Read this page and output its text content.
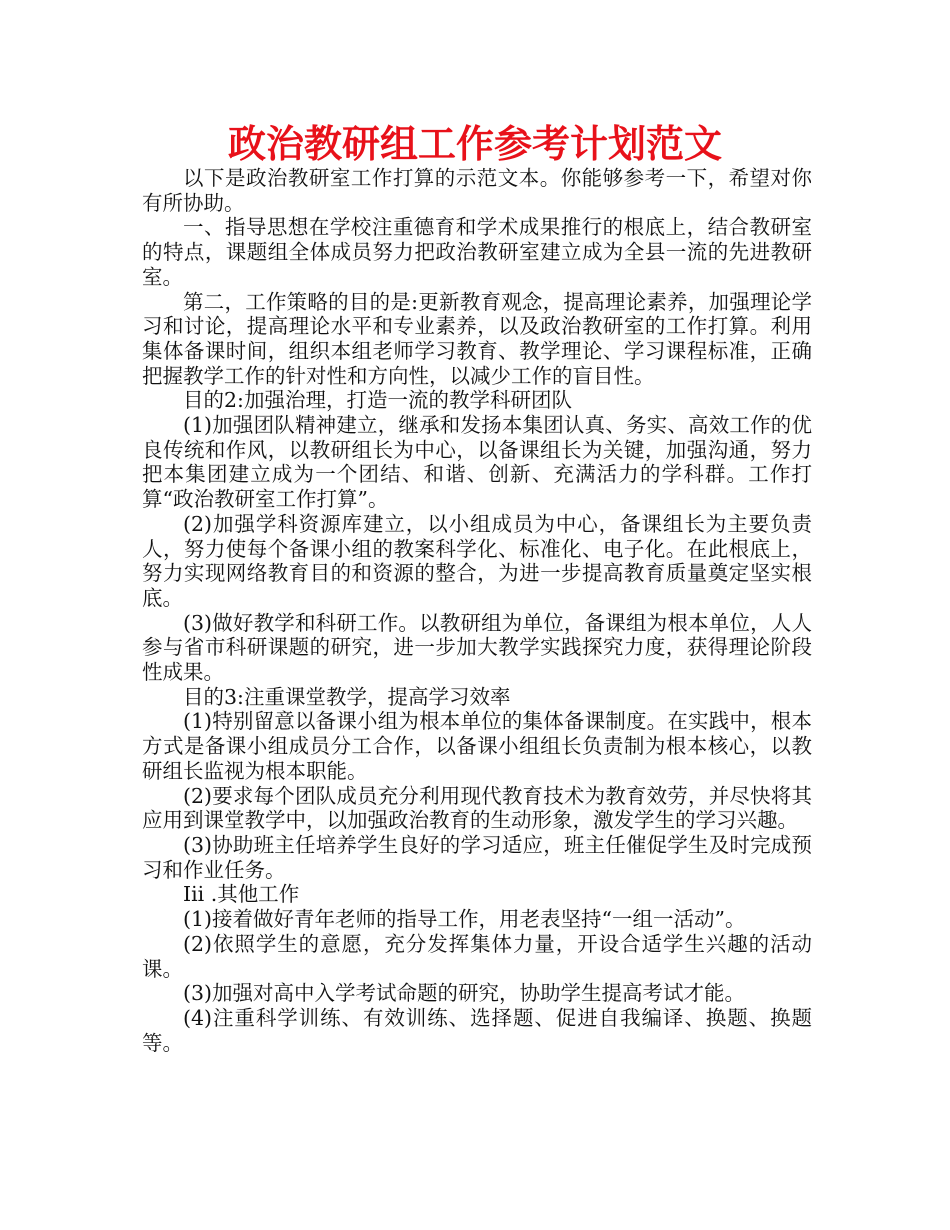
政治教研组工作参考计划范文

以下是政治教研室工作打算的示范文本。你能够参考一下，希望对你有所协助。

一、指导思想在学校注重德育和学术成果推行的根底上，结合教研室的特点，课题组全体成员努力把政治教研室建立成为全县一流的先进教研室。

第二，工作策略的目的是:更新教育观念，提高理论素养，加强理论学习和讨论，提高理论水平和专业素养，以及政治教研室的工作打算。利用集体备课时间，组织本组老师学习教育、教学理论、学习课程标准，正确把握教学工作的针对性和方向性，以减少工作的盲目性。

目的2:加强治理，打造一流的教学科研团队

(1)加强团队精神建立，继承和发扬本集团认真、务实、高效工作的优良传统和作风，以教研组长为中心，以备课组长为关键，加强沟通，努力把本集团建立成为一个团结、和谐、创新、充满活力的学科群。工作打算“政治教研室工作打算”。

(2)加强学科资源库建立，以小组成员为中心，备课组长为主要负责人，努力使每个备课小组的教案科学化、标准化、电子化。在此根底上，努力实现网络教育目的和资源的整合，为进一步提高教育质量奠定坚实根底。

(3)做好教学和科研工作。以教研组为单位，备课组为根本单位，人人参与省市科研课题的研究，进一步加大教学实践探究力度，获得理论阶段性成果。

目的3:注重课堂教学，提高学习效率

(1)特别留意以备课小组为根本单位的集体备课制度。在实践中，根本方式是备课小组成员分工合作，以备课小组组长负责制为根本核心，以教研组长监视为根本职能。

(2)要求每个团队成员充分利用现代教育技术为教育效劳，并尽快将其应用到课堂教学中，以加强政治教育的生动形象，激发学生的学习兴趣。

(3)协助班主任培养学生良好的学习适应，班主任催促学生及时完成预习和作业任务。

Iii .其他工作

(1)接着做好青年老师的指导工作，用老表坚持“一组一活动”。

(2)依照学生的意愿，充分发挥集体力量，开设合适学生兴趣的活动课。

(3)加强对高中入学考试命题的研究，协助学生提高考试才能。

(4)注重科学训练、有效训练、选择题、促进自我编译、换题、换题等。
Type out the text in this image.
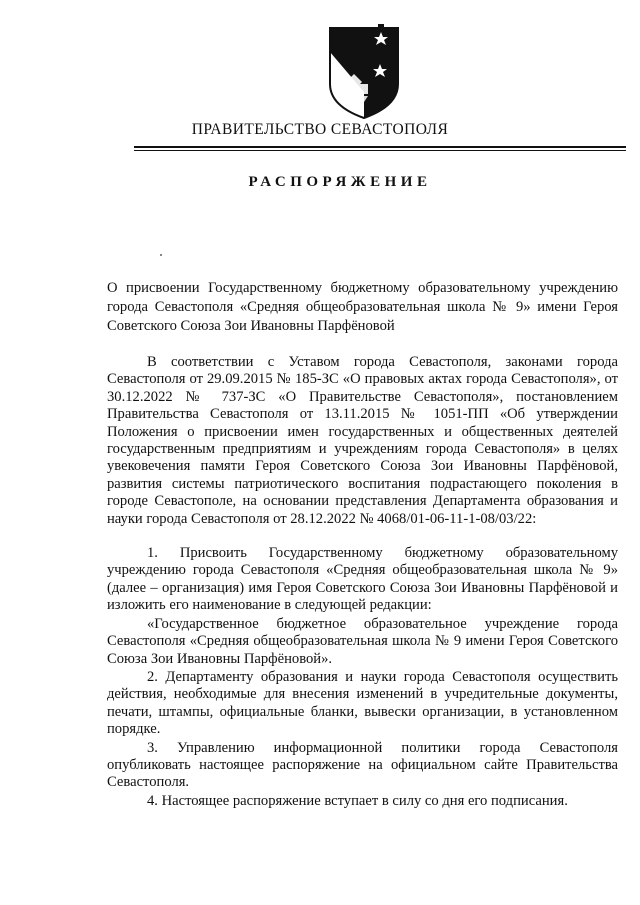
ПРАВИТЕЛЬСТВО СЕВАСТОПОЛЯ
РАСПОРЯЖЕНИЕ
О присвоении Государственному бюджетному образовательному учреждению города Севастополя «Средняя общеобразовательная школа № 9» имени Героя Советского Союза Зои Ивановны Парфёновой

В соответствии с Уставом города Севастополя, законами города Севастополя от 29.09.2015 № 185-ЗС «О правовых актах города Севастополя», от 30.12.2022 № 737-ЗС «О Правительстве Севастополя», постановлением Правительства Севастополя от 13.11.2015 № 1051-ПП «Об утверждении Положения о присвоении имен государственных и общественных деятелей государственным предприятиям и учреждениям города Севастополя» в целях увековечения памяти Героя Советского Союза Зои Ивановны Парфёновой, развития системы патриотического воспитания подрастающего поколения в городе Севастополе, на основании представления Департамента образования и науки города Севастополя от 28.12.2022 № 4068/01-06-11-1-08/03/22:

1. Присвоить Государственному бюджетному образовательному учреждению города Севастополя «Средняя общеобразовательная школа № 9» (далее – организация) имя Героя Советского Союза Зои Ивановны Парфёновой и изложить его наименование в следующей редакции:

«Государственное бюджетное образовательное учреждение города Севастополя «Средняя общеобразовательная школа № 9 имени Героя Советского Союза Зои Ивановны Парфёновой».

2. Департаменту образования и науки города Севастополя осуществить действия, необходимые для внесения изменений в учредительные документы, печати, штампы, официальные бланки, вывески организации, в установленном порядке.

3. Управлению информационной политики города Севастополя опубликовать настоящее распоряжение на официальном сайте Правительства Севастополя.

4. Настоящее распоряжение вступает в силу со дня его подписания.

* * * * * * * * *

### Written exercise
Transcribe the listing in full. Omit the pictures and keep every line exact.

### Exercise answer
Read this page and output its text content.
政治教研组工作参考计划范文

以下是政治教研室工作打算的示范文本。你能够参考一下，希望对你有所协助。

一、指导思想在学校注重德育和学术成果推行的根底上，结合教研室的特点，课题组全体成员努力把政治教研室建立成为全县一流的先进教研室。

第二，工作策略的目的是:更新教育观念，提高理论素养，加强理论学习和讨论，提高理论水平和专业素养，以及政治教研室的工作打算。利用集体备课时间，组织本组老师学习教育、教学理论、学习课程标准，正确把握教学工作的针对性和方向性，以减少工作的盲目性。

目的2:加强治理，打造一流的教学科研团队

(1)加强团队精神建立，继承和发扬本集团认真、务实、高效工作的优良传统和作风，以教研组长为中心，以备课组长为关键，加强沟通，努力把本集团建立成为一个团结、和谐、创新、充满活力的学科群。工作打算“政治教研室工作打算”。

(2)加强学科资源库建立，以小组成员为中心，备课组长为主要负责人，努力使每个备课小组的教案科学化、标准化、电子化。在此根底上，努力实现网络教育目的和资源的整合，为进一步提高教育质量奠定坚实根底。

(3)做好教学和科研工作。以教研组为单位，备课组为根本单位，人人参与省市科研课题的研究，进一步加大教学实践探究力度，获得理论阶段性成果。

目的3:注重课堂教学，提高学习效率

(1)特别留意以备课小组为根本单位的集体备课制度。在实践中，根本方式是备课小组成员分工合作，以备课小组组长负责制为根本核心，以教研组长监视为根本职能。

(2)要求每个团队成员充分利用现代教育技术为教育效劳，并尽快将其应用到课堂教学中，以加强政治教育的生动形象，激发学生的学习兴趣。

(3)协助班主任培养学生良好的学习适应，班主任催促学生及时完成预习和作业任务。

Iii .其他工作

(1)接着做好青年老师的指导工作，用老表坚持“一组一活动”。

(2)依照学生的意愿，充分发挥集体力量，开设合适学生兴趣的活动课。

(3)加强对高中入学考试命题的研究，协助学生提高考试才能。

(4)注重科学训练、有效训练、选择题、促进自我编译、换题、换题等。
Type out the text in this image.
ПРАВИТЕЛЬСТВО СЕВАСТОПОЛЯ
РАСПОРЯЖЕНИЕ
О присвоении Государственному бюджетному образовательному учреждению города Севастополя «Средняя общеобразовательная школа № 9» имени Героя Советского Союза Зои Ивановны Парфёновой

В соответствии с Уставом города Севастополя, законами города Севастополя от 29.09.2015 № 185-ЗС «О правовых актах города Севастополя», от 30.12.2022 № 737-ЗС «О Правительстве Севастополя», постановлением Правительства Севастополя от 13.11.2015 № 1051-ПП «Об утверждении Положения о присвоении имен государственных и общественных деятелей государственным предприятиям и учреждениям города Севастополя» в целях увековечения памяти Героя Советского Союза Зои Ивановны Парфёновой, развития системы патриотического воспитания подрастающего поколения в городе Севастополе, на основании представления Департамента образования и науки города Севастополя от 28.12.2022 № 4068/01-06-11-1-08/03/22:

1. Присвоить Государственному бюджетному образовательному учреждению города Севастополя «Средняя общеобразовательная школа № 9» (далее – организация) имя Героя Советского Союза Зои Ивановны Парфёновой и изложить его наименование в следующей редакции:

«Государственное бюджетное образовательное учреждение города Севастополя «Средняя общеобразовательная школа № 9 имени Героя Советского Союза Зои Ивановны Парфёновой».

2. Департаменту образования и науки города Севастополя осуществить действия, необходимые для внесения изменений в учредительные документы, печати, штампы, официальные бланки, вывески организации, в установленном порядке.

3. Управлению информационной политики города Севастополя опубликовать настоящее распоряжение на официальном сайте Правительства Севастополя.

4. Настоящее распоряжение вступает в силу со дня его подписания.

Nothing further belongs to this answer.